Given problem:
Every line that holds "JSON" should be shown.

— Start of Given records —

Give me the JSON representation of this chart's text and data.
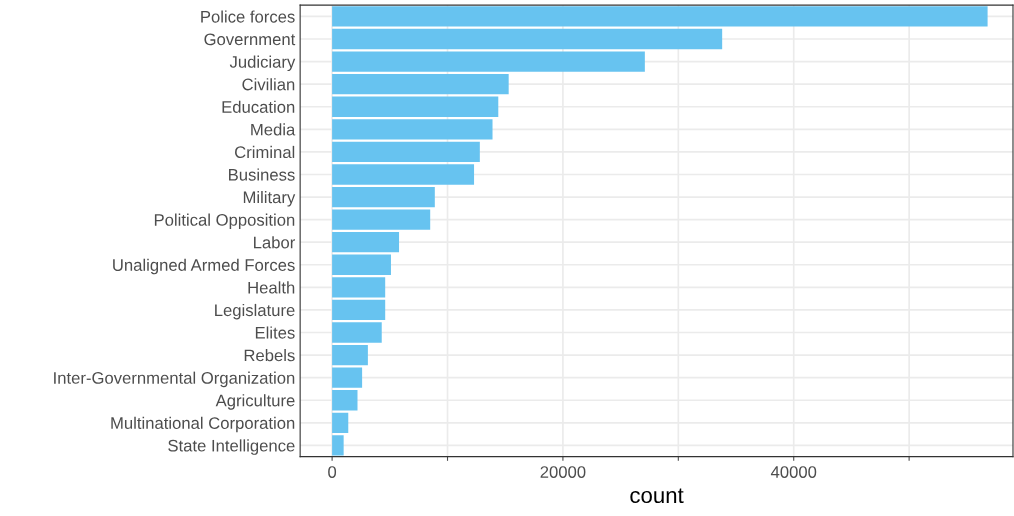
{
  "chart_data": {
    "type": "bar",
    "orientation": "horizontal",
    "xlabel": "count",
    "categories": [
      "Police forces",
      "Government",
      "Judiciary",
      "Civilian",
      "Education",
      "Media",
      "Criminal",
      "Business",
      "Military",
      "Political Opposition",
      "Labor",
      "Unaligned Armed Forces",
      "Health",
      "Legislature",
      "Elites",
      "Rebels",
      "Inter-Governmental Organization",
      "Agriculture",
      "Multinational Corporation",
      "State Intelligence"
    ],
    "values": [
      56800,
      33800,
      27100,
      15300,
      14400,
      13900,
      12800,
      12300,
      8900,
      8500,
      5800,
      5100,
      4600,
      4600,
      4300,
      3100,
      2600,
      2200,
      1400,
      1000
    ],
    "color": "#67c3f0",
    "xlim": [
      -2770,
      59000
    ],
    "xticks": [
      0,
      {
        "value": 10000,
        "label": null
      },
      20000,
      {
        "value": 30000,
        "label": null
      },
      40000,
      {
        "value": 50000,
        "label": null
      }
    ],
    "grid": true
  }
}
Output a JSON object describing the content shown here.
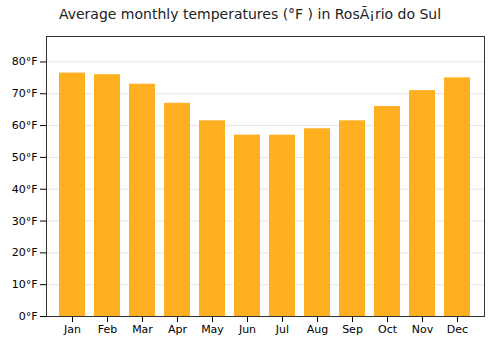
{
  "chart_data": {
    "type": "bar",
    "title": "Average monthly temperatures (°F ) in RosÃ¡rio do Sul",
    "categories": [
      "Jan",
      "Feb",
      "Mar",
      "Apr",
      "May",
      "Jun",
      "Jul",
      "Aug",
      "Sep",
      "Oct",
      "Nov",
      "Dec"
    ],
    "values": [
      76.5,
      76.0,
      73.0,
      67.0,
      61.5,
      57.0,
      57.0,
      59.0,
      61.5,
      66.0,
      71.0,
      75.0
    ],
    "color": "#FFB020",
    "ylim": [
      0,
      88
    ],
    "yticks": [
      {
        "value": 0,
        "label": "0°F"
      },
      {
        "value": 10,
        "label": "10°F"
      },
      {
        "value": 20,
        "label": "20°F"
      },
      {
        "value": 30,
        "label": "30°F"
      },
      {
        "value": 40,
        "label": "40°F"
      },
      {
        "value": 50,
        "label": "50°F"
      },
      {
        "value": 60,
        "label": "60°F"
      },
      {
        "value": 70,
        "label": "70°F"
      },
      {
        "value": 80,
        "label": "80°F"
      }
    ],
    "grid": true
  }
}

— End of Given records —

Answer for this exercise:
Give me the JSON representation of this chart's text and data.
Output a JSON object describing the content shown here.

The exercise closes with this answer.